▶ **WHAT THE EXERCISE ASKS**
Reproduce each record exactly.

[Stored records]
○ ○ ○ ○ ○ ○ ○
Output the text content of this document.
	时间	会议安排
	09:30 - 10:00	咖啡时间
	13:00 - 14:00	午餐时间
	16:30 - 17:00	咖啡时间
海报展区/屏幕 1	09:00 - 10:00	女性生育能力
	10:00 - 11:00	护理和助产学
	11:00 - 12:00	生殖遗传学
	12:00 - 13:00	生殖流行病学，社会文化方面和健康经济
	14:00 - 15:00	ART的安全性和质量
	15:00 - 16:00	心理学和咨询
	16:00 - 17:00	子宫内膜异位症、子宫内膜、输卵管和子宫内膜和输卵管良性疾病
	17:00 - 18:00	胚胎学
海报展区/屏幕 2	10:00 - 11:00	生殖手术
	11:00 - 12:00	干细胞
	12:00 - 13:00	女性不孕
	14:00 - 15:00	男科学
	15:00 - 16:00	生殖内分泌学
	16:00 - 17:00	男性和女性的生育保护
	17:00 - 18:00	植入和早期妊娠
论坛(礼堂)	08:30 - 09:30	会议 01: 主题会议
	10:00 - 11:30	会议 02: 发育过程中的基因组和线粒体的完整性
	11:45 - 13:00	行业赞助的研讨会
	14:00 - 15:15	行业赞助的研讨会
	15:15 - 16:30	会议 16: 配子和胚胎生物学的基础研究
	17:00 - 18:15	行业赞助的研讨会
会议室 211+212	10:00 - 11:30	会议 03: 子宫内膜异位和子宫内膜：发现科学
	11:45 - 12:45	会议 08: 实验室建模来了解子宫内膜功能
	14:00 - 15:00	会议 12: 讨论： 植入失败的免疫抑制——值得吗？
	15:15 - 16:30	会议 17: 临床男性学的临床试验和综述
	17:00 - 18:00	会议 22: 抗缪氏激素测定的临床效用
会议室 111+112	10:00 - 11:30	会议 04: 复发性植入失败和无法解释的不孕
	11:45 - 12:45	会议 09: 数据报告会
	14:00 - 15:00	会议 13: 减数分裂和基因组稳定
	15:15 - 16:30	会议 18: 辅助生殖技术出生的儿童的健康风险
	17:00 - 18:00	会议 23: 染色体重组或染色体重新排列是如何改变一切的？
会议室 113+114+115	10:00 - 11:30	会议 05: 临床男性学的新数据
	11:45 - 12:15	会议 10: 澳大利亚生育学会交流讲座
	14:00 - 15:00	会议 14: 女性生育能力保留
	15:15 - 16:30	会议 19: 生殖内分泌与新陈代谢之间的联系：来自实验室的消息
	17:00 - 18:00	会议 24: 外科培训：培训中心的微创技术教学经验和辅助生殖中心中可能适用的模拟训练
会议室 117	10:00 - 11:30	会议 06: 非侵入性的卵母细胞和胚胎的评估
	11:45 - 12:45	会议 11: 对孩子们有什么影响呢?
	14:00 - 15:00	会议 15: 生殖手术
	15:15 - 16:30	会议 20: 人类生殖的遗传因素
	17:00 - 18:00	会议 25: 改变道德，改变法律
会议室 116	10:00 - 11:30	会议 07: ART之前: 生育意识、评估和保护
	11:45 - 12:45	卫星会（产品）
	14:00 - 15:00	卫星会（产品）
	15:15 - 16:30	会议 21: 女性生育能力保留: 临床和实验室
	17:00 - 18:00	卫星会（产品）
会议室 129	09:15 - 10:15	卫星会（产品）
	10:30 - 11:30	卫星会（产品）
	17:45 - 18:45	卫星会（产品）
○ ○ ○ ○ ○ ○ ○
▶ **EXPECTED ANSWER**
Output the text content of this document.
	时间	会议安排
	09:30 - 10:00	咖啡时间
	13:00 - 14:00	午餐时间
	16:30 - 17:00	咖啡时间
海报展区/屏幕 1	09:00 - 10:00	女性生育能力
	10:00 - 11:00	护理和助产学
	11:00 - 12:00	生殖遗传学
	12:00 - 13:00	生殖流行病学，社会文化方面和健康经济
	14:00 - 15:00	ART的安全性和质量
	15:00 - 16:00	心理学和咨询
	16:00 - 17:00	子宫内膜异位症、子宫内膜、输卵管和子宫内膜和输卵管良性疾病
	17:00 - 18:00	胚胎学
海报展区/屏幕 2	10:00 - 11:00	生殖手术
	11:00 - 12:00	干细胞
	12:00 - 13:00	女性不孕
	14:00 - 15:00	男科学
	15:00 - 16:00	生殖内分泌学
	16:00 - 17:00	男性和女性的生育保护
	17:00 - 18:00	植入和早期妊娠
论坛(礼堂)	08:30 - 09:30	会议 01: 主题会议
	10:00 - 11:30	会议 02: 发育过程中的基因组和线粒体的完整性
	11:45 - 13:00	行业赞助的研讨会
	14:00 - 15:15	行业赞助的研讨会
	15:15 - 16:30	会议 16: 配子和胚胎生物学的基础研究
	17:00 - 18:15	行业赞助的研讨会
会议室 211+212	10:00 - 11:30	会议 03: 子宫内膜异位和子宫内膜：发现科学
	11:45 - 12:45	会议 08: 实验室建模来了解子宫内膜功能
	14:00 - 15:00	会议 12: 讨论： 植入失败的免疫抑制——值得吗？
	15:15 - 16:30	会议 17: 临床男性学的临床试验和综述
	17:00 - 18:00	会议 22: 抗缪氏激素测定的临床效用
会议室 111+112	10:00 - 11:30	会议 04: 复发性植入失败和无法解释的不孕
	11:45 - 12:45	会议 09: 数据报告会
	14:00 - 15:00	会议 13: 减数分裂和基因组稳定
	15:15 - 16:30	会议 18: 辅助生殖技术出生的儿童的健康风险
	17:00 - 18:00	会议 23: 染色体重组或染色体重新排列是如何改变一切的？
会议室 113+114+115	10:00 - 11:30	会议 05: 临床男性学的新数据
	11:45 - 12:15	会议 10: 澳大利亚生育学会交流讲座
	14:00 - 15:00	会议 14: 女性生育能力保留
	15:15 - 16:30	会议 19: 生殖内分泌与新陈代谢之间的联系：来自实验室的消息
	17:00 - 18:00	会议 24: 外科培训：培训中心的微创技术教学经验和辅助生殖中心中可能适用的模拟训练
会议室 117	10:00 - 11:30	会议 06: 非侵入性的卵母细胞和胚胎的评估
	11:45 - 12:45	会议 11: 对孩子们有什么影响呢?
	14:00 - 15:00	会议 15: 生殖手术
	15:15 - 16:30	会议 20: 人类生殖的遗传因素
	17:00 - 18:00	会议 25: 改变道德，改变法律
会议室 116	10:00 - 11:30	会议 07: ART之前: 生育意识、评估和保护
	11:45 - 12:45	卫星会（产品）
	14:00 - 15:00	卫星会（产品）
	15:15 - 16:30	会议 21: 女性生育能力保留: 临床和实验室
	17:00 - 18:00	卫星会（产品）
会议室 129	09:15 - 10:15	卫星会（产品）
	10:30 - 11:30	卫星会（产品）
	17:45 - 18:45	卫星会（产品）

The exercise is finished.